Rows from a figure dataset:
######

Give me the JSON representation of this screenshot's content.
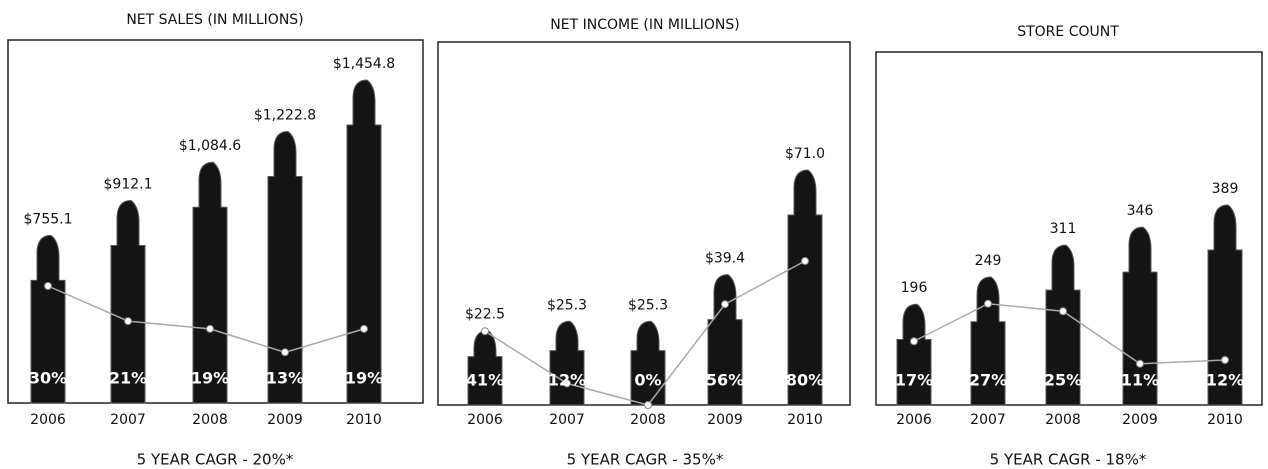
{
  "chart_data": [
    {
      "type": "bar",
      "title": "NET SALES (IN MILLIONS)",
      "categories": [
        "2006",
        "2007",
        "2008",
        "2009",
        "2010"
      ],
      "values": [
        755.1,
        912.1,
        1084.6,
        1222.8,
        1454.8
      ],
      "value_labels": [
        "$755.1",
        "$912.1",
        "$1,084.6",
        "$1,222.8",
        "$1,454.8"
      ],
      "growth": {
        "values": [
          30,
          21,
          19,
          13,
          19
        ],
        "value_labels": [
          "30%",
          "21%",
          "19%",
          "13%",
          "19%"
        ]
      },
      "note": "5 YEAR CAGR - 20%*"
    },
    {
      "type": "bar",
      "title": "NET INCOME (IN MILLIONS)",
      "categories": [
        "2006",
        "2007",
        "2008",
        "2009",
        "2010"
      ],
      "values": [
        22.5,
        25.3,
        25.3,
        39.4,
        71.0
      ],
      "value_labels": [
        "$22.5",
        "$25.3",
        "$25.3",
        "$39.4",
        "$71.0"
      ],
      "growth": {
        "values": [
          41,
          12,
          0,
          56,
          80
        ],
        "value_labels": [
          "41%",
          "12%",
          "0%",
          "56%",
          "80%"
        ]
      },
      "note": "5 YEAR CAGR - 35%*"
    },
    {
      "type": "bar",
      "title": "STORE COUNT",
      "categories": [
        "2006",
        "2007",
        "2008",
        "2009",
        "2010"
      ],
      "values": [
        196,
        249,
        311,
        346,
        389
      ],
      "growth": {
        "values": [
          17,
          27,
          25,
          11,
          12
        ],
        "value_labels": [
          "17%",
          "27%",
          "25%",
          "11%",
          "12%"
        ]
      },
      "note": "5 YEAR CAGR - 18%*"
    }
  ]
}
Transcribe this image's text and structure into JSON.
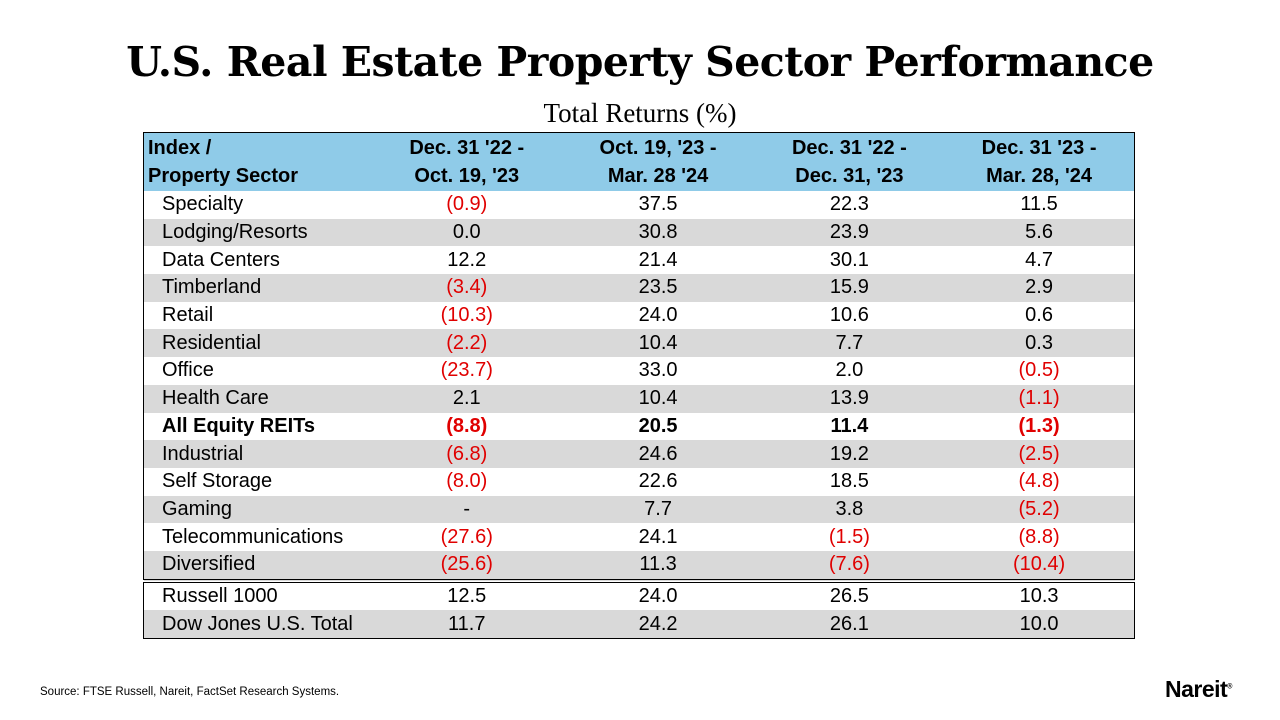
{
  "title": "U.S. Real Estate Property Sector Performance",
  "subtitle": "Total Returns (%)",
  "table": {
    "headers": [
      [
        "Index /",
        "Property Sector"
      ],
      [
        "Dec. 31 '22 -",
        "Oct. 19, '23"
      ],
      [
        "Oct. 19, '23 -",
        "Mar. 28 '24"
      ],
      [
        "Dec. 31 '22 -",
        "Dec. 31, '23"
      ],
      [
        "Dec. 31 '23 -",
        "Mar. 28, '24"
      ]
    ],
    "rows": [
      {
        "label": "Specialty",
        "values": [
          "(0.9)",
          "37.5",
          "22.3",
          "11.5"
        ]
      },
      {
        "label": "Lodging/Resorts",
        "values": [
          "0.0",
          "30.8",
          "23.9",
          "5.6"
        ]
      },
      {
        "label": "Data Centers",
        "values": [
          "12.2",
          "21.4",
          "30.1",
          "4.7"
        ]
      },
      {
        "label": "Timberland",
        "values": [
          "(3.4)",
          "23.5",
          "15.9",
          "2.9"
        ]
      },
      {
        "label": "Retail",
        "values": [
          "(10.3)",
          "24.0",
          "10.6",
          "0.6"
        ]
      },
      {
        "label": "Residential",
        "values": [
          "(2.2)",
          "10.4",
          "7.7",
          "0.3"
        ]
      },
      {
        "label": "Office",
        "values": [
          "(23.7)",
          "33.0",
          "2.0",
          "(0.5)"
        ]
      },
      {
        "label": "Health Care",
        "values": [
          "2.1",
          "10.4",
          "13.9",
          "(1.1)"
        ]
      },
      {
        "label": "All Equity REITs",
        "values": [
          "(8.8)",
          "20.5",
          "11.4",
          "(1.3)"
        ],
        "bold": true
      },
      {
        "label": "Industrial",
        "values": [
          "(6.8)",
          "24.6",
          "19.2",
          "(2.5)"
        ]
      },
      {
        "label": "Self Storage",
        "values": [
          "(8.0)",
          "22.6",
          "18.5",
          "(4.8)"
        ]
      },
      {
        "label": "Gaming",
        "values": [
          "-",
          "7.7",
          "3.8",
          "(5.2)"
        ]
      },
      {
        "label": "Telecommunications",
        "values": [
          "(27.6)",
          "24.1",
          "(1.5)",
          "(8.8)"
        ]
      },
      {
        "label": "Diversified",
        "values": [
          "(25.6)",
          "11.3",
          "(7.6)",
          "(10.4)"
        ]
      },
      {
        "label": "Russell 1000",
        "values": [
          "12.5",
          "24.0",
          "26.5",
          "10.3"
        ],
        "separator": true
      },
      {
        "label": "Dow Jones U.S. Total",
        "values": [
          "11.7",
          "24.2",
          "26.1",
          "10.0"
        ]
      }
    ]
  },
  "colors": {
    "header": "#8fcbe8",
    "stripe": "#d9d9d9",
    "negative": "#e00000"
  },
  "source": "Source: FTSE Russell, Nareit, FactSet Research Systems.",
  "logo": "Nareit"
}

######

*DIRECTIONS*: Copy out all the data without changing anything, and drop the pictures.

*EXERCISE SOLUTION*:
Give me the JSON representation of this screenshot's content.
{
  "chart_data": [
    {
      "type": "bar",
      "title": "NET SALES (IN MILLIONS)",
      "categories": [
        "2006",
        "2007",
        "2008",
        "2009",
        "2010"
      ],
      "values": [
        755.1,
        912.1,
        1084.6,
        1222.8,
        1454.8
      ],
      "value_labels": [
        "$755.1",
        "$912.1",
        "$1,084.6",
        "$1,222.8",
        "$1,454.8"
      ],
      "growth": {
        "values": [
          30,
          21,
          19,
          13,
          19
        ],
        "value_labels": [
          "30%",
          "21%",
          "19%",
          "13%",
          "19%"
        ]
      },
      "note": "5 YEAR CAGR - 20%*"
    },
    {
      "type": "bar",
      "title": "NET INCOME (IN MILLIONS)",
      "categories": [
        "2006",
        "2007",
        "2008",
        "2009",
        "2010"
      ],
      "values": [
        22.5,
        25.3,
        25.3,
        39.4,
        71.0
      ],
      "value_labels": [
        "$22.5",
        "$25.3",
        "$25.3",
        "$39.4",
        "$71.0"
      ],
      "growth": {
        "values": [
          41,
          12,
          0,
          56,
          80
        ],
        "value_labels": [
          "41%",
          "12%",
          "0%",
          "56%",
          "80%"
        ]
      },
      "note": "5 YEAR CAGR - 35%*"
    },
    {
      "type": "bar",
      "title": "STORE COUNT",
      "categories": [
        "2006",
        "2007",
        "2008",
        "2009",
        "2010"
      ],
      "values": [
        196,
        249,
        311,
        346,
        389
      ],
      "growth": {
        "values": [
          17,
          27,
          25,
          11,
          12
        ],
        "value_labels": [
          "17%",
          "27%",
          "25%",
          "11%",
          "12%"
        ]
      },
      "note": "5 YEAR CAGR - 18%*"
    }
  ]
}
Transcribe this image's text and structure into JSON.
{
  "title": "U.S. Real Estate Property Sector Performance",
  "subtitle": "Total Returns (%)",
  "table": {
    "headers": [
      [
        "Index /",
        "Property Sector"
      ],
      [
        "Dec. 31 '22 -",
        "Oct. 19, '23"
      ],
      [
        "Oct. 19, '23 -",
        "Mar. 28 '24"
      ],
      [
        "Dec. 31 '22 -",
        "Dec. 31, '23"
      ],
      [
        "Dec. 31 '23 -",
        "Mar. 28, '24"
      ]
    ],
    "rows": [
      {
        "label": "Specialty",
        "values": [
          "(0.9)",
          "37.5",
          "22.3",
          "11.5"
        ]
      },
      {
        "label": "Lodging/Resorts",
        "values": [
          "0.0",
          "30.8",
          "23.9",
          "5.6"
        ]
      },
      {
        "label": "Data Centers",
        "values": [
          "12.2",
          "21.4",
          "30.1",
          "4.7"
        ]
      },
      {
        "label": "Timberland",
        "values": [
          "(3.4)",
          "23.5",
          "15.9",
          "2.9"
        ]
      },
      {
        "label": "Retail",
        "values": [
          "(10.3)",
          "24.0",
          "10.6",
          "0.6"
        ]
      },
      {
        "label": "Residential",
        "values": [
          "(2.2)",
          "10.4",
          "7.7",
          "0.3"
        ]
      },
      {
        "label": "Office",
        "values": [
          "(23.7)",
          "33.0",
          "2.0",
          "(0.5)"
        ]
      },
      {
        "label": "Health Care",
        "values": [
          "2.1",
          "10.4",
          "13.9",
          "(1.1)"
        ]
      },
      {
        "label": "All Equity REITs",
        "values": [
          "(8.8)",
          "20.5",
          "11.4",
          "(1.3)"
        ],
        "bold": true
      },
      {
        "label": "Industrial",
        "values": [
          "(6.8)",
          "24.6",
          "19.2",
          "(2.5)"
        ]
      },
      {
        "label": "Self Storage",
        "values": [
          "(8.0)",
          "22.6",
          "18.5",
          "(4.8)"
        ]
      },
      {
        "label": "Gaming",
        "values": [
          "-",
          "7.7",
          "3.8",
          "(5.2)"
        ]
      },
      {
        "label": "Telecommunications",
        "values": [
          "(27.6)",
          "24.1",
          "(1.5)",
          "(8.8)"
        ]
      },
      {
        "label": "Diversified",
        "values": [
          "(25.6)",
          "11.3",
          "(7.6)",
          "(10.4)"
        ]
      },
      {
        "label": "Russell 1000",
        "values": [
          "12.5",
          "24.0",
          "26.5",
          "10.3"
        ],
        "separator": true
      },
      {
        "label": "Dow Jones U.S. Total",
        "values": [
          "11.7",
          "24.2",
          "26.1",
          "10.0"
        ]
      }
    ]
  },
  "colors": {
    "header": "#8fcbe8",
    "stripe": "#d9d9d9",
    "negative": "#e00000"
  },
  "source": "Source: FTSE Russell, Nareit, FactSet Research Systems.",
  "logo": "Nareit"
}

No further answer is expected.